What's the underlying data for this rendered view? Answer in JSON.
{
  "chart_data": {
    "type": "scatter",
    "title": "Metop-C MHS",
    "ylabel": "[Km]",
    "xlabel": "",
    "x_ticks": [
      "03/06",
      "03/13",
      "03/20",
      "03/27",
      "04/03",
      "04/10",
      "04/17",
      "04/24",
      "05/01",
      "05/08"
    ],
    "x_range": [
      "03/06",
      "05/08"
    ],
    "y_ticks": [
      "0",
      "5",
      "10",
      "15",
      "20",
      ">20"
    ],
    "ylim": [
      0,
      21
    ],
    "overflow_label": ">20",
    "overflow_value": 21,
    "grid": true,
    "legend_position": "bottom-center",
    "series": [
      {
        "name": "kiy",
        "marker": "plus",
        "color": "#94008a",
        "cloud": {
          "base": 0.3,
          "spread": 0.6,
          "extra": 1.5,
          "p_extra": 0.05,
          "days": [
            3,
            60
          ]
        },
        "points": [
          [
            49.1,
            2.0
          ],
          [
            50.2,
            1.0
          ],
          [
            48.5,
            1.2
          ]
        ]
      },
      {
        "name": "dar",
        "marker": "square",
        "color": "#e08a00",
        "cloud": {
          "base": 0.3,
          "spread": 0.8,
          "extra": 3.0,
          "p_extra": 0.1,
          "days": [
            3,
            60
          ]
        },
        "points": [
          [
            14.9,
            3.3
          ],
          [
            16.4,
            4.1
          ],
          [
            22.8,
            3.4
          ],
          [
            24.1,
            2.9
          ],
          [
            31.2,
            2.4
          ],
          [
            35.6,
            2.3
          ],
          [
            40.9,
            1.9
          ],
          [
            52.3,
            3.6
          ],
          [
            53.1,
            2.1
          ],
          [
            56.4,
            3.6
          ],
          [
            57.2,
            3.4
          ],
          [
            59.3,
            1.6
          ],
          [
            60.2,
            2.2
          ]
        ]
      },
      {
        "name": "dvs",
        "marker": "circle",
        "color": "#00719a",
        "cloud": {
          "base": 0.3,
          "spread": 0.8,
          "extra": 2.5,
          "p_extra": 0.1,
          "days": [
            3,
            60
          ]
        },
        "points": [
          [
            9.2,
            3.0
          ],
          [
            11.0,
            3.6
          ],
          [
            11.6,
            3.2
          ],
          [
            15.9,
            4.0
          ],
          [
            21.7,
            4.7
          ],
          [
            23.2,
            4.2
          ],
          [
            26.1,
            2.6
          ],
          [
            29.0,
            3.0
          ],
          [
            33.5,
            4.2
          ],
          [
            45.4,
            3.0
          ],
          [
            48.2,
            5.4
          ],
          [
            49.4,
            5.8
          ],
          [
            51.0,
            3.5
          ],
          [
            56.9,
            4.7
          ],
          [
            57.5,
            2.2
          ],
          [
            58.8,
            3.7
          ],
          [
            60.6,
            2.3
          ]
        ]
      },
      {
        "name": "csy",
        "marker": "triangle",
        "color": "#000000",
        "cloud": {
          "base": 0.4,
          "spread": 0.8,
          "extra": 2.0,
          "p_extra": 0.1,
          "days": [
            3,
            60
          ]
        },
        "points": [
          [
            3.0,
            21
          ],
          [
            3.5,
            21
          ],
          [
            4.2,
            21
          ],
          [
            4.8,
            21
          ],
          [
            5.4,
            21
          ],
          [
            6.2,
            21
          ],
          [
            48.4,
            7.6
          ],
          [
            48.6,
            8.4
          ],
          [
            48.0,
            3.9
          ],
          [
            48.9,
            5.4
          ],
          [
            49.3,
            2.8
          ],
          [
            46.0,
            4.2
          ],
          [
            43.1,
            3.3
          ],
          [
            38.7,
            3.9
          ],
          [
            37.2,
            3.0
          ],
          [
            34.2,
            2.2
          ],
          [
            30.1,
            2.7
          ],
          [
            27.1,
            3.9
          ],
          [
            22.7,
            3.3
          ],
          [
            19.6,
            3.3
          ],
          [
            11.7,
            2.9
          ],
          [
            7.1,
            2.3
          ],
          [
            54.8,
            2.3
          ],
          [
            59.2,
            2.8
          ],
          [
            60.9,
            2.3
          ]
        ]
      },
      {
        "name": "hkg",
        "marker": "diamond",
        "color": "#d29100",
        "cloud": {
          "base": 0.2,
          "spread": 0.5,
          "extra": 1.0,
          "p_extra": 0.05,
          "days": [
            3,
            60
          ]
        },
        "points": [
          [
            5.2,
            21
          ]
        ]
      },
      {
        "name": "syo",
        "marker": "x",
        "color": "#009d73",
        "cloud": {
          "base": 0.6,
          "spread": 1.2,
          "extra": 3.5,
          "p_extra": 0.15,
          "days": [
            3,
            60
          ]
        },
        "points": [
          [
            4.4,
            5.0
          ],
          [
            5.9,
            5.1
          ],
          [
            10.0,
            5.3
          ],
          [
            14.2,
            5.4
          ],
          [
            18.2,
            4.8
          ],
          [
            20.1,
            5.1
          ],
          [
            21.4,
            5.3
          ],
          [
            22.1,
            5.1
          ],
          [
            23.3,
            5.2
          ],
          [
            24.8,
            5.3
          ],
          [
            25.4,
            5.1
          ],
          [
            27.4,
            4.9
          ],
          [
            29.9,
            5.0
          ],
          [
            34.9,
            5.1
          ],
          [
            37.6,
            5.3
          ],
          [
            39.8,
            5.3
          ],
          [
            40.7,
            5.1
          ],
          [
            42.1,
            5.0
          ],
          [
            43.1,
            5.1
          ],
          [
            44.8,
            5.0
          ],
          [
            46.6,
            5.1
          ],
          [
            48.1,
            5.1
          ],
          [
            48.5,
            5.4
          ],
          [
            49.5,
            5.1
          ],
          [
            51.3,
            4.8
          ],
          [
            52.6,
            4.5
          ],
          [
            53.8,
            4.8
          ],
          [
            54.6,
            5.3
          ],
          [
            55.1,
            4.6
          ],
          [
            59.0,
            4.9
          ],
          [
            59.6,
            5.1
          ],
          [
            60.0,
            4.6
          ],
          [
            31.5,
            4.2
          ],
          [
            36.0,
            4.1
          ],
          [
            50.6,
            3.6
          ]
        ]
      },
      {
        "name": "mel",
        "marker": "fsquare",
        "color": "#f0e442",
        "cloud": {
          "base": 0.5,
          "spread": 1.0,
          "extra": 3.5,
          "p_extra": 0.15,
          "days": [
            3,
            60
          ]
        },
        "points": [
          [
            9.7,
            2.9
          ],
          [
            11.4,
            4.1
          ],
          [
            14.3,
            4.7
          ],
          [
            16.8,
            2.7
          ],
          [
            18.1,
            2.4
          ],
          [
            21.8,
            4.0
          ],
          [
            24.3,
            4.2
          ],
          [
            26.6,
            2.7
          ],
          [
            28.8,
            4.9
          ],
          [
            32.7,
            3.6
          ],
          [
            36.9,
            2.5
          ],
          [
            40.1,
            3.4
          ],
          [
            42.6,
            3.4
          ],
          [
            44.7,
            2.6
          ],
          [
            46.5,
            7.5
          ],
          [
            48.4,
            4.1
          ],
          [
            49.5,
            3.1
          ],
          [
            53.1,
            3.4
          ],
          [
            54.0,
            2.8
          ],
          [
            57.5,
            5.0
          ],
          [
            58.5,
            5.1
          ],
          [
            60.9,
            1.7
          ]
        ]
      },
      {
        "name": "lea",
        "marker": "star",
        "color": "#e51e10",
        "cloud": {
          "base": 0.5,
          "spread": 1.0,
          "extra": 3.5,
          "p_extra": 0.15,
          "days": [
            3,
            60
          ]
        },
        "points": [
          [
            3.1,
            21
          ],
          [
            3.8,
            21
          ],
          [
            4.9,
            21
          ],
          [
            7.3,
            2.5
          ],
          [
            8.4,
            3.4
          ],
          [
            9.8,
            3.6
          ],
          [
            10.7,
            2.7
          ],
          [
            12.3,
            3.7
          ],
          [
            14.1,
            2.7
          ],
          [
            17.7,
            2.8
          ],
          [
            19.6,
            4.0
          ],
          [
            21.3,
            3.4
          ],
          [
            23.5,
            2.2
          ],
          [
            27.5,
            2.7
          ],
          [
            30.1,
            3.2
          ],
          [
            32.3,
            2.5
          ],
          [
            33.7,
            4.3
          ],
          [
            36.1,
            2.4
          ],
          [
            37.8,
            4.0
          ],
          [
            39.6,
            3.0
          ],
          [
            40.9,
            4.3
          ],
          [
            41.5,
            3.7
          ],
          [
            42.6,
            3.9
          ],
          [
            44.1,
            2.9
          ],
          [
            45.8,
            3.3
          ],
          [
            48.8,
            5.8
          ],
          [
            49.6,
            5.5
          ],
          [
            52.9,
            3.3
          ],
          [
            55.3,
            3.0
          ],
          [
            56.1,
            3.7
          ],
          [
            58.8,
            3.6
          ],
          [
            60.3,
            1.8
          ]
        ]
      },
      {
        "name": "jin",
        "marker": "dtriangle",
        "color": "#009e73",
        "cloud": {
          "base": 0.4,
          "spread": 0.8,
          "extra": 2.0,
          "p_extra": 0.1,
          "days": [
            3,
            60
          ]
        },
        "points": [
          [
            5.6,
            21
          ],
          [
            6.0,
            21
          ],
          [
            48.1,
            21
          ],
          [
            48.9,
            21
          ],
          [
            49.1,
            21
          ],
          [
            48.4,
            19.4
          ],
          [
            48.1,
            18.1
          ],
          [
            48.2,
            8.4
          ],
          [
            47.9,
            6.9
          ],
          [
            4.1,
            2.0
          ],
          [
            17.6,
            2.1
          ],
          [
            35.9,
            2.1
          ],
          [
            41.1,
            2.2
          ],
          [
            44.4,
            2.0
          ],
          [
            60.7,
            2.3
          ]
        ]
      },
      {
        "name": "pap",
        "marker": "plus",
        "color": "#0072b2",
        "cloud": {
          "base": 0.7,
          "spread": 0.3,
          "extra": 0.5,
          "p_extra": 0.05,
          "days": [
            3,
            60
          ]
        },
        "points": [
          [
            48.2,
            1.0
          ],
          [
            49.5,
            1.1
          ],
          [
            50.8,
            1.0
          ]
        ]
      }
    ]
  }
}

++++++

WORK TO BE COMPLETED - Pull out every line containing "name".

EXPECTED ANSWER -
        "name": "kiy",
        "name": "dar",
        "name": "dvs",
        "name": "csy",
        "name": "hkg",
        "name": "syo",
        "name": "mel",
        "name": "lea",
        "name": "jin",
        "name": "pap",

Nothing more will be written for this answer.